The burden at this third phase appears to fall on neither the defendant nor the Government. The Tenth Circuit has spoken of severability as an analysis that falls on the Court, with no hint of a default presumption in favor of upholding or striking down the warrant. See id. at 1158–62.
Finally, if severability is unjustified, the fourth phase asks whether the officers executing the warrant relied on it in good faith. United States v. Leon , 468 U.S. 897, 920, 104 S.Ct. 3405, 82 L.Ed.2d 677 (1984) ; see also Massachusetts v. Sheppard , 468 U.S. 981, 987–88, 104 S.Ct. 3424, 82 L.Ed.2d 737 (1984). If a police officer's "reliance on the magistrate's determination of probable cause [and consequent approval of a search warrant] was objectively reasonable, [then] application of the extreme sanction of exclusion is inappropriate." Leon , 468 U.S. at 926, 104 S.Ct. 3405. But, "depending on the circumstances of the particular case, a warrant may be so facially deficient—i.e. , in failing to particularize the place to be searched or the things to be seized—that the executing officers cannot reasonably presume it to be valid." Id. at 923, 104 S.Ct. 3405. The Government bears the burden to persuade the Court that the good faith exception should apply. See id. at 924, 104 S.Ct. 3405 ("When officers have acted pursuant to a warrant, the prosecution should ordinarily be able to establish objective good faith without a substantial expenditure of judicial time.").

Annotated element entries:
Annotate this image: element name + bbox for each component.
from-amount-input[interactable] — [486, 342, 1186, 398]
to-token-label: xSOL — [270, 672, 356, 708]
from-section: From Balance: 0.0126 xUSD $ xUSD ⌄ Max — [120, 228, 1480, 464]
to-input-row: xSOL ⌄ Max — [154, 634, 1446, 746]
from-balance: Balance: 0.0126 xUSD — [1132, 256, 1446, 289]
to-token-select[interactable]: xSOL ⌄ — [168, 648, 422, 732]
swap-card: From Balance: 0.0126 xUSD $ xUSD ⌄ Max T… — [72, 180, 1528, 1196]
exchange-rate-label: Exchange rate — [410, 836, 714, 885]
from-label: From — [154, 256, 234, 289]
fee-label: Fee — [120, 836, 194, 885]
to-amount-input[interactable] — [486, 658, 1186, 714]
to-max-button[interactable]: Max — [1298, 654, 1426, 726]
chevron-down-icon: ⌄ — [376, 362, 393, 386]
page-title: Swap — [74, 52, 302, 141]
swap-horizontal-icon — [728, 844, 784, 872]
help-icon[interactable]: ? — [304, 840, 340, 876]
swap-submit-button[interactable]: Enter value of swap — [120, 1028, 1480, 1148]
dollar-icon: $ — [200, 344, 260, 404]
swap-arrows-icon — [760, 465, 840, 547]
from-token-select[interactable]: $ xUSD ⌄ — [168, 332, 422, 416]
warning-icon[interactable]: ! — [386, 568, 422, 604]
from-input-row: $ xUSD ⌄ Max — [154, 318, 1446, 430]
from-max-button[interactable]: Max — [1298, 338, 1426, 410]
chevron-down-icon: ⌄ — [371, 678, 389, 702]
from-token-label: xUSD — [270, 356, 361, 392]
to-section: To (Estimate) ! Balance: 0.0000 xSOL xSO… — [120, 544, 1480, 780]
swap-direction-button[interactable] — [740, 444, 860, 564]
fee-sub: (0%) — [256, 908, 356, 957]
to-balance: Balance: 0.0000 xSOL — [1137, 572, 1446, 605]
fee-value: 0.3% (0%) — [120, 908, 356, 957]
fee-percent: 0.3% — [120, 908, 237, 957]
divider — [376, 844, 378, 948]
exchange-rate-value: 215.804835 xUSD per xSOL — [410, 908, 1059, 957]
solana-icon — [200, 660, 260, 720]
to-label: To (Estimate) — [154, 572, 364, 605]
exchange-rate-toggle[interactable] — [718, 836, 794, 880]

PROMPT 1 |
According to the excerpt on search warrants, who has to convince the Court that the good faith exception should apply?
PROMPT 2 |
In the excerpt on search warrants, list every page number in volume 468 of the U.S. Reports that is cited for the Leon case, including the "Id." citations that carry the Leon S.Ct. number 3405.
PROMPT 3 |
Sum up the excerpt on search warrants in two sentences.

TASK OUTPUT 1 |
The Government

TASK OUTPUT 2 |
897, 920, 926, 923, 924

TASK OUTPUT 3 |
At the third phase, severability is treated as the Court's own analysis, with the burden falling on neither the defendant nor the Government and no default presumption either way. If severability is unjustified, the fourth phase asks whether the officers relied on the warrant in good faith; exclusion is inappropriate when that reliance was objectively reasonable, but not when the warrant is so facially deficient that officers could not reasonably presume it valid, and the Government bears the burden of showing that the exception applies.